# Start of Dataset records
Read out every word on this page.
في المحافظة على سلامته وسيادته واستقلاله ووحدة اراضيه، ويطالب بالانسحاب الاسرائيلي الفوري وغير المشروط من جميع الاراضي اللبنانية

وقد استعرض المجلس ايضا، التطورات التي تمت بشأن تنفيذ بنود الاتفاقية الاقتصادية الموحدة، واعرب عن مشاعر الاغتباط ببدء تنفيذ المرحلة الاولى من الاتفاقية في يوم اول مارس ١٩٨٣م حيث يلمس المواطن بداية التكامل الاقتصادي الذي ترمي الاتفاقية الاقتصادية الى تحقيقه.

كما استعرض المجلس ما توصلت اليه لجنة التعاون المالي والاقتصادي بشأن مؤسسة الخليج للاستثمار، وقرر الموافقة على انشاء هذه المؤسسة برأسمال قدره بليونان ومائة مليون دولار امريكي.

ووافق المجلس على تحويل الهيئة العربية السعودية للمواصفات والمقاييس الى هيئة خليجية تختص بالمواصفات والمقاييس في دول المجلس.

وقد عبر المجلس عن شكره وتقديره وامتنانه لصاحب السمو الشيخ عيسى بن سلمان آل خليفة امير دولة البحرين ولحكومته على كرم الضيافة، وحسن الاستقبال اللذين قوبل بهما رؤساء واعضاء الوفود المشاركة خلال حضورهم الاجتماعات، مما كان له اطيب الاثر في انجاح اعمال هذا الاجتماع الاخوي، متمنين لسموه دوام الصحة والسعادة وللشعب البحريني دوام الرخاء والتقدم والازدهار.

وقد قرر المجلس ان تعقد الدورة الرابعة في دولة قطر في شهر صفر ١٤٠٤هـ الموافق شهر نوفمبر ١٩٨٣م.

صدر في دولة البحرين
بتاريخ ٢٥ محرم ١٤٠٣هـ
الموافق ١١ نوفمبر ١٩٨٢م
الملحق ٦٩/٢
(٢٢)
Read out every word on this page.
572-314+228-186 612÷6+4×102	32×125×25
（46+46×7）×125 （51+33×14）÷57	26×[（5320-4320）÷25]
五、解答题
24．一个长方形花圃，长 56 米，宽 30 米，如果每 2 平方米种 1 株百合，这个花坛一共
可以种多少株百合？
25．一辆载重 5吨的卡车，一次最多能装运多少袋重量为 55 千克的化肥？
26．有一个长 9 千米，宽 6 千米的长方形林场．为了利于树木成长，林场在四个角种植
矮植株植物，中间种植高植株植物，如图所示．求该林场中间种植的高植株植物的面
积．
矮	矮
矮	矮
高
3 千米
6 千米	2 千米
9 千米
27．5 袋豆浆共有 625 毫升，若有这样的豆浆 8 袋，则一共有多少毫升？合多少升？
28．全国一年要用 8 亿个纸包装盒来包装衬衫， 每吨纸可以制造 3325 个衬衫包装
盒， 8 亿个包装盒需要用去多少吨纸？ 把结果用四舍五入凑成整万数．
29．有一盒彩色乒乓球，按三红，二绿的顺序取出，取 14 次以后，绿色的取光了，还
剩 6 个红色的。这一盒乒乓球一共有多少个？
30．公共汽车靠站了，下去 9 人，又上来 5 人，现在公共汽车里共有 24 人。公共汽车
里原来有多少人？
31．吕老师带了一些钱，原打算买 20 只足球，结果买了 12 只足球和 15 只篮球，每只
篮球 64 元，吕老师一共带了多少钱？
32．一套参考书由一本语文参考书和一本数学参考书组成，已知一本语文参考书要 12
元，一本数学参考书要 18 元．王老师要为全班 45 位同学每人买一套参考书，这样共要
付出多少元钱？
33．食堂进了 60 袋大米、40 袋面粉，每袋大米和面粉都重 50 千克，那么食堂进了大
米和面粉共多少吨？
# End of Dataset records
- [Exercise prompt]: Count every line of the records that holds the string "دولة". Write only the total.

- [Written response]: 3